DESCRIPTION OF THE TASK -
Your reply should be one number: the count of lines holding the word "didattici".

----------

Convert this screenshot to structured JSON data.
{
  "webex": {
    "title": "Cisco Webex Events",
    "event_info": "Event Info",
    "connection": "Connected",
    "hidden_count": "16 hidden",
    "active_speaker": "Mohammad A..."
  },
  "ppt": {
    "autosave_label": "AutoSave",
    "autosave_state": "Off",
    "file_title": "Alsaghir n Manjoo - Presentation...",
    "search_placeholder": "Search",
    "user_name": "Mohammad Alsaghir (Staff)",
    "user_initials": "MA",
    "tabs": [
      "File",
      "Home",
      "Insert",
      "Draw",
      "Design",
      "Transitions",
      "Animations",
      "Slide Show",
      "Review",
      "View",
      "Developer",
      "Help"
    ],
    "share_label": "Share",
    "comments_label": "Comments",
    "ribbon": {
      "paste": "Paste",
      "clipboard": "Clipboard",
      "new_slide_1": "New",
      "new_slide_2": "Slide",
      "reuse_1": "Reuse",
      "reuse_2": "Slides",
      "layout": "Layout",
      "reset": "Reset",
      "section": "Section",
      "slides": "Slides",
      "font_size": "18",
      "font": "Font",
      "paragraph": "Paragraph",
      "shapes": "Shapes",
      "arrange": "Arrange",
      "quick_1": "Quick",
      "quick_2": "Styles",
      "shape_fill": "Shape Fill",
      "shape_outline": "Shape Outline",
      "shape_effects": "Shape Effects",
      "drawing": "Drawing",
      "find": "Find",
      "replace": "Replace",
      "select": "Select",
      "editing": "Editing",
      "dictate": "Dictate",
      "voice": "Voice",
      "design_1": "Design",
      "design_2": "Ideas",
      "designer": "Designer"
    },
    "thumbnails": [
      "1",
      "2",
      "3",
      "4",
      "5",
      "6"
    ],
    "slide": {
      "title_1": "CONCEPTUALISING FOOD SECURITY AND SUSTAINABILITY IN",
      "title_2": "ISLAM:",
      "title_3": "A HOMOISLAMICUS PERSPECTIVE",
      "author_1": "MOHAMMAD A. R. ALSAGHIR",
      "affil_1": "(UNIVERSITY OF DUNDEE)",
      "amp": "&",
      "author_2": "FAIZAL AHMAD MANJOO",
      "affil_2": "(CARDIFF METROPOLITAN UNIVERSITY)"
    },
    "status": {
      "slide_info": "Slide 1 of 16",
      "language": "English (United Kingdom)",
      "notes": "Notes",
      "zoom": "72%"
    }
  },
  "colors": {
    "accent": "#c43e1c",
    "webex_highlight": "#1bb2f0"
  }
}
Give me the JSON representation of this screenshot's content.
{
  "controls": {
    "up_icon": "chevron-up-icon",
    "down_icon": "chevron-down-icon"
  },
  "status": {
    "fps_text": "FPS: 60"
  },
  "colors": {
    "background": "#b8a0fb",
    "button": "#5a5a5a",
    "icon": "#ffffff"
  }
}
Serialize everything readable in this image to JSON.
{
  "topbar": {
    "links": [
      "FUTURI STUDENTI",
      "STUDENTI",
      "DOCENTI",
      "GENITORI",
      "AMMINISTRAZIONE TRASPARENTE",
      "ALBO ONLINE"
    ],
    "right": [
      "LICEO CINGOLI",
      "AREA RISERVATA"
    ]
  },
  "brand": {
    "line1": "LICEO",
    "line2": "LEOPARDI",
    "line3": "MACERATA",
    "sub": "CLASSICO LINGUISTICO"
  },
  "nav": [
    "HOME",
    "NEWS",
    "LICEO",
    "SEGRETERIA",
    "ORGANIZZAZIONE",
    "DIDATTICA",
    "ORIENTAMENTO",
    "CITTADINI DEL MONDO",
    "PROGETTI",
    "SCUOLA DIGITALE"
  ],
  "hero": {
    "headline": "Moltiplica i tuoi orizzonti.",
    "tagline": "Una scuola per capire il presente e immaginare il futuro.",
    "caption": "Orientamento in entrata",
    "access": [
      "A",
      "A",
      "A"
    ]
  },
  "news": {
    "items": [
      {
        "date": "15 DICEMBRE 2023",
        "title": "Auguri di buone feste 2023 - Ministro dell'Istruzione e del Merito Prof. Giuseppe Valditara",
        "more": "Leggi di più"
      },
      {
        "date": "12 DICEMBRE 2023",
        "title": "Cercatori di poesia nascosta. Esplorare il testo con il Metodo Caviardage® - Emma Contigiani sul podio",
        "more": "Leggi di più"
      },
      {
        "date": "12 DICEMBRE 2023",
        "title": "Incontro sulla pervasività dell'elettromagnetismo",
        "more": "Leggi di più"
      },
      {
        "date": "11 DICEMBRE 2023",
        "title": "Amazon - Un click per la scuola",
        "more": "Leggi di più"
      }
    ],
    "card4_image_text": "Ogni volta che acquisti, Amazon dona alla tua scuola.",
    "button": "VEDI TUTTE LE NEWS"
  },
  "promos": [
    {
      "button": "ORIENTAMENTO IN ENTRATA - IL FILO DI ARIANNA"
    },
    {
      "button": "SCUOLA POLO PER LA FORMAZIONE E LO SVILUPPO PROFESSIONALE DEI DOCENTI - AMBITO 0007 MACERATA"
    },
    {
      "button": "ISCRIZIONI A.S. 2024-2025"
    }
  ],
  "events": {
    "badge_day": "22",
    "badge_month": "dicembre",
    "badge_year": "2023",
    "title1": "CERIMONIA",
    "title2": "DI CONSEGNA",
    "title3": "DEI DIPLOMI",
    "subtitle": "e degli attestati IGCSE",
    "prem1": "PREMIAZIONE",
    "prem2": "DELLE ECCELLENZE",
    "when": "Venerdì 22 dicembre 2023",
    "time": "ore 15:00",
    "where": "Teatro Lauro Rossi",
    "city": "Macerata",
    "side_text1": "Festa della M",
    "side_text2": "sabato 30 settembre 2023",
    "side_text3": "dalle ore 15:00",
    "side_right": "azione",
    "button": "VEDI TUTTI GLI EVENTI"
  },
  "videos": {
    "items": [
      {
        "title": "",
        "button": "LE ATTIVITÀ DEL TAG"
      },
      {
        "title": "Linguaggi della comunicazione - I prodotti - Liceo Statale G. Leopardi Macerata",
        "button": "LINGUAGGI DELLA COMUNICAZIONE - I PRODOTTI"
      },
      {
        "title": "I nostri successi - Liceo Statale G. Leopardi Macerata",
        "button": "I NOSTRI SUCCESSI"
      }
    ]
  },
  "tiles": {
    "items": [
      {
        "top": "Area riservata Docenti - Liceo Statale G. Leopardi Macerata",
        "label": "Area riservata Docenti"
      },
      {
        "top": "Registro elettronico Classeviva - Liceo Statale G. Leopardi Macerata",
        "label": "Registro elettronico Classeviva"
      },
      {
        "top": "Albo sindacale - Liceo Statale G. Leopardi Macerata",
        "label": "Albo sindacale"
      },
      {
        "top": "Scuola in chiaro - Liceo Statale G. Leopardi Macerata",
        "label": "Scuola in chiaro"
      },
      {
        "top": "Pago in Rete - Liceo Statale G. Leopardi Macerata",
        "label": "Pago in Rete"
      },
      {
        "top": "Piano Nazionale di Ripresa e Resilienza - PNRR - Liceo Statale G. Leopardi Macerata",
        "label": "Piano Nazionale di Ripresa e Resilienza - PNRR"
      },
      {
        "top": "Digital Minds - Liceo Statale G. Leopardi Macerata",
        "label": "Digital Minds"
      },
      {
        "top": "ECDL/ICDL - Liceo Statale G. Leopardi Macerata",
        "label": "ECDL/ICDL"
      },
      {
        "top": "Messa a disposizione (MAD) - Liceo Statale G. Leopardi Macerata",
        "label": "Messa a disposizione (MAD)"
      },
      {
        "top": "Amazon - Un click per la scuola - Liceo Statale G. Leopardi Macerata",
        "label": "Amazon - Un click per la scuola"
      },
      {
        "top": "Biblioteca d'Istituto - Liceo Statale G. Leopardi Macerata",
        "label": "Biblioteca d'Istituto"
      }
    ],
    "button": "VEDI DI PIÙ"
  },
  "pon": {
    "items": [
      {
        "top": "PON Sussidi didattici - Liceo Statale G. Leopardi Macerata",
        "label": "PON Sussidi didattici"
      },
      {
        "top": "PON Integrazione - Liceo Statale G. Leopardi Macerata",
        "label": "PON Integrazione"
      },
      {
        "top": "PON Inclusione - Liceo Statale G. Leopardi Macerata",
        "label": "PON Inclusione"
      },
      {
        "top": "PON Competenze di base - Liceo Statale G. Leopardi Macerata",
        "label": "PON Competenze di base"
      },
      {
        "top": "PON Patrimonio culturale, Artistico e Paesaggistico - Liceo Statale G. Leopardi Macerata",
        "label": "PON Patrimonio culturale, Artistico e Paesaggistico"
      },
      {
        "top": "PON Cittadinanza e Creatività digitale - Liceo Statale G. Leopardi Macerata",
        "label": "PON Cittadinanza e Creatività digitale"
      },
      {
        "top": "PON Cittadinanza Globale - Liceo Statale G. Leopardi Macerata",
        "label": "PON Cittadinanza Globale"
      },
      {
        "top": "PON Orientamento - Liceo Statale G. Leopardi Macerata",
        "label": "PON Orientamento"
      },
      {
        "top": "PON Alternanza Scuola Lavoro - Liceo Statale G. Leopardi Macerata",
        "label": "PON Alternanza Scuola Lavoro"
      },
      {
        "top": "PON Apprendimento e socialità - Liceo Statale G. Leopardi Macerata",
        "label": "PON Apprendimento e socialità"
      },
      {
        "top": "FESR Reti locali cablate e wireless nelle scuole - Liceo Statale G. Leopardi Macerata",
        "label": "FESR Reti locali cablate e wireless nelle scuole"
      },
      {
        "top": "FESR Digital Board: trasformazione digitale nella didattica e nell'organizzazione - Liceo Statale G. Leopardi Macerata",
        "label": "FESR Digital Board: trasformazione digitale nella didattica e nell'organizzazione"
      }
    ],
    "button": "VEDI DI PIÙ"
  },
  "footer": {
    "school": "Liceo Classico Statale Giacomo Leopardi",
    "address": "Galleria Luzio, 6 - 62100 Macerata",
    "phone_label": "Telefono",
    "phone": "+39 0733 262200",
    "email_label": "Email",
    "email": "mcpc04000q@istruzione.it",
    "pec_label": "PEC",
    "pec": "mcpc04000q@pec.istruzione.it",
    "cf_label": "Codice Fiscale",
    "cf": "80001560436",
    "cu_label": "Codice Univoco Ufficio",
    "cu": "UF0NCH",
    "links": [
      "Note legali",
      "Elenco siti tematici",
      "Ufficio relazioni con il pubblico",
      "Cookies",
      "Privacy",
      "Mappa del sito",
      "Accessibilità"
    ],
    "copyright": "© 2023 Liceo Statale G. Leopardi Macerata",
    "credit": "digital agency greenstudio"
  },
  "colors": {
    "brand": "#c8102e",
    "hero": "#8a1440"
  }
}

----------

SOLUTION -
2